**DATA:**
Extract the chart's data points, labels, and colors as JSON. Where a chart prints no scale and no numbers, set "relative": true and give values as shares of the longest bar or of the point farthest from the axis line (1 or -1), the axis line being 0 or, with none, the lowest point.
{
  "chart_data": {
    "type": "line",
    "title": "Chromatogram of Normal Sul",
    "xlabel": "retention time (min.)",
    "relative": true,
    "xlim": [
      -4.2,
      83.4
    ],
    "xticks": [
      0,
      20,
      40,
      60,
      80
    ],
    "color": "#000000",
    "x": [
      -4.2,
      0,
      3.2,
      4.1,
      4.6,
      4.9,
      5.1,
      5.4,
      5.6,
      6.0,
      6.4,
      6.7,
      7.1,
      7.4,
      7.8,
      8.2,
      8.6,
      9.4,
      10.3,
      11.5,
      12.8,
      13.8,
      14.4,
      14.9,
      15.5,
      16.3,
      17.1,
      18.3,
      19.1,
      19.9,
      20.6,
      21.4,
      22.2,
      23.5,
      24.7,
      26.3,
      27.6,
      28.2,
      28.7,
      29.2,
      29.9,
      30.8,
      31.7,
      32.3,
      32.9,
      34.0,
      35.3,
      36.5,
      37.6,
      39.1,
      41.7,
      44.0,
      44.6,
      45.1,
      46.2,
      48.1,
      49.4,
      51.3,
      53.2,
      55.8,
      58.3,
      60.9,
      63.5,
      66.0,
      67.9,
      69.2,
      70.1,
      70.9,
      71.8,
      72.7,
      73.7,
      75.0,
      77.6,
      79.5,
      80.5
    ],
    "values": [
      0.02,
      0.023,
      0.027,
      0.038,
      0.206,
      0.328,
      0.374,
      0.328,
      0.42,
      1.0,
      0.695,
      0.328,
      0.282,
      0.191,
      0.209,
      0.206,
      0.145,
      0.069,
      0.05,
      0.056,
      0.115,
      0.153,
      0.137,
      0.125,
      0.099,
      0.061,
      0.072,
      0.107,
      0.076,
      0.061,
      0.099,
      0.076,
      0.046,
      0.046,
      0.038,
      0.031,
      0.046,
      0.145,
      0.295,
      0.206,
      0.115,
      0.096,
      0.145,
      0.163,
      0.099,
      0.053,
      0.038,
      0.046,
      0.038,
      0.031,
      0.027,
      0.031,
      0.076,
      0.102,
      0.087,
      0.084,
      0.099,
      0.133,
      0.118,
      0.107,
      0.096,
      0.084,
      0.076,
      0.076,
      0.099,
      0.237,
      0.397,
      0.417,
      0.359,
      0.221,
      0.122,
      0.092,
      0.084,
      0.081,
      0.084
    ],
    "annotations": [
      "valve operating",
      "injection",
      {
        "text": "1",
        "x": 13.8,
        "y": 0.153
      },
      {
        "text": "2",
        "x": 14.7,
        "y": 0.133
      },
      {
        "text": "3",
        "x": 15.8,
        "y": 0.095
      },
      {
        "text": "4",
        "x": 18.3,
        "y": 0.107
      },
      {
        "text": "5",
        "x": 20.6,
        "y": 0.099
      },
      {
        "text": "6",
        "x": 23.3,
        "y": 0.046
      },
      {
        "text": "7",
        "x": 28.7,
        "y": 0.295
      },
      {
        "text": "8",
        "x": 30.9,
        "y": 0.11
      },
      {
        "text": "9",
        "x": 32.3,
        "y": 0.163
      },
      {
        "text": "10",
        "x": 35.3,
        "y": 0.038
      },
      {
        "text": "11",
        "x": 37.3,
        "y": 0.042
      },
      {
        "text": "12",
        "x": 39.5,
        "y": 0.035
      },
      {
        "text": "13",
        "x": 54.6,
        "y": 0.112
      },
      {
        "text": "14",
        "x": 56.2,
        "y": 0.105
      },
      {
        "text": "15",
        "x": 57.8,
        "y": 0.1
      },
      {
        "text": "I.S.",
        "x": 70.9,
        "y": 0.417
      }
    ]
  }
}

**GIVEN EXERCISE:**
Pull out every line in the material above where "values" occurs.

**RESULT OF THIS TASK:**
Extract the chart's data points, labels, and colors as JSON. Where a chart prints no scale and no numbers, set "relative": true and give values as shares of the longest bar or of the point farthest from the axis line (1 or -1), the axis line being 0 or, with none, the lowest point.
    "values": [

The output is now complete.